Dataset excerpt ::

● ● ● ● ●

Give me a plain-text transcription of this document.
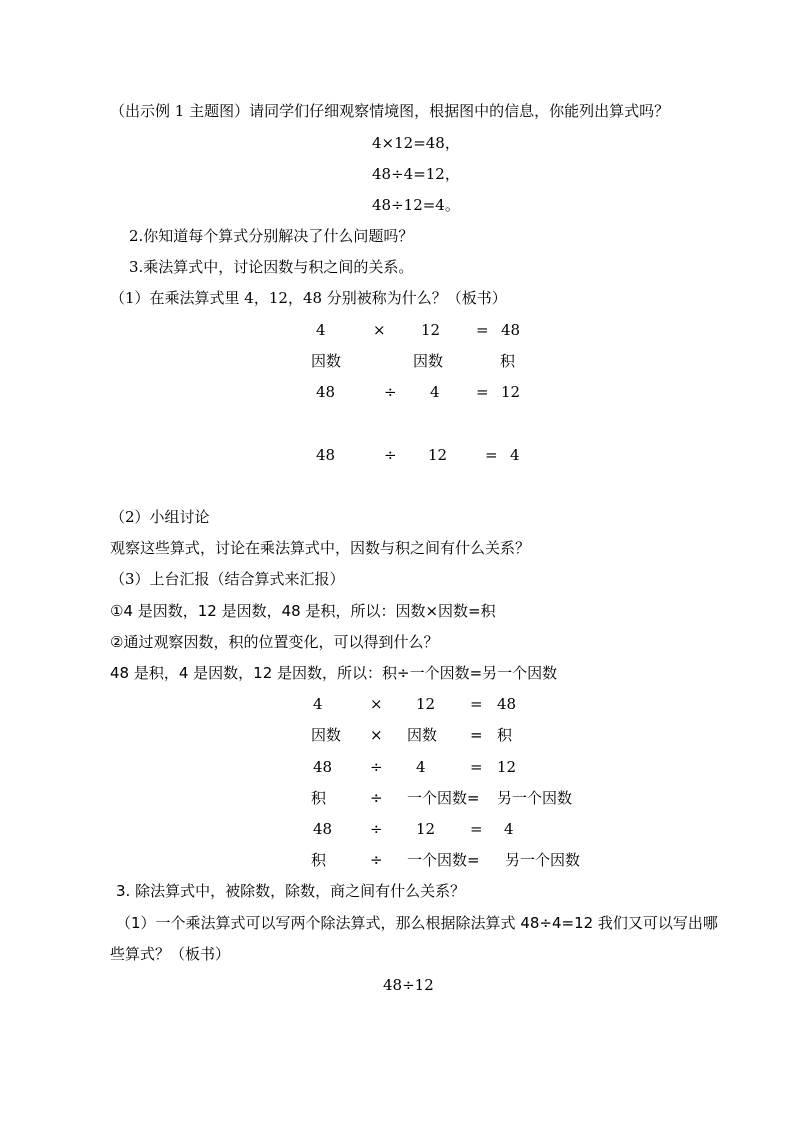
（出示例 1 主题图）请同学们仔细观察情境图，根据图中的信息，你能列出算式吗？
4×12=48，
48÷4=12，
48÷12=4。
2.你知道每个算式分别解决了什么问题吗？
3.乘法算式中，讨论因数与积之间的关系。
（1）在乘法算式里 4，12，48 分别被称为什么？（板书）
4	× 12 = 48
因数	因数	积
48	÷ 4 = 12
48	÷ 12	= 4
（2）小组讨论
观察这些算式，讨论在乘法算式中，因数与积之间有什么关系？
（3）上台汇报（结合算式来汇报）
①4 是因数，12 是因数，48 是积，所以：因数×因数=积
②通过观察因数，积的位置变化，可以得到什么？
48 是积，4 是因数，12 是因数，所以：积÷一个因数=另一个因数
4	× 12 = 48
因数 × 因数 = 积
48	÷ 4	= 12
积	÷ 一个因数= 另一个因数
48	÷ 12 = 4
积	÷ 一个因数= 另一个因数
3. 除法算式中，被除数，除数，商之间有什么关系？
（1）一个乘法算式可以写两个除法算式，那么根据除法算式 48÷4=12 我们又可以写出哪
些算式？（板书）
48÷12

● ● ● ● ●

Return the material word for word. Pictures are not part of the copy.

OUTPUT OF THE EXERCISE ::
Give me a plain-text transcription of this document.
（出示例 1 主题图）请同学们仔细观察情境图，根据图中的信息，你能列出算式吗？
4×12=48，
48÷4=12，
48÷12=4。
2.你知道每个算式分别解决了什么问题吗？
3.乘法算式中，讨论因数与积之间的关系。
（1）在乘法算式里 4，12，48 分别被称为什么？（板书）
4	× 12 = 48
因数	因数	积
48	÷ 4 = 12
48	÷ 12	= 4
（2）小组讨论
观察这些算式，讨论在乘法算式中，因数与积之间有什么关系？
（3）上台汇报（结合算式来汇报）
①4 是因数，12 是因数，48 是积，所以：因数×因数=积
②通过观察因数，积的位置变化，可以得到什么？
48 是积，4 是因数，12 是因数，所以：积÷一个因数=另一个因数
4	× 12 = 48
因数 × 因数 = 积
48	÷ 4	= 12
积	÷ 一个因数= 另一个因数
48	÷ 12 = 4
积	÷ 一个因数= 另一个因数
3. 除法算式中，被除数，除数，商之间有什么关系？
（1）一个乘法算式可以写两个除法算式，那么根据除法算式 48÷4=12 我们又可以写出哪
些算式？（板书）
48÷12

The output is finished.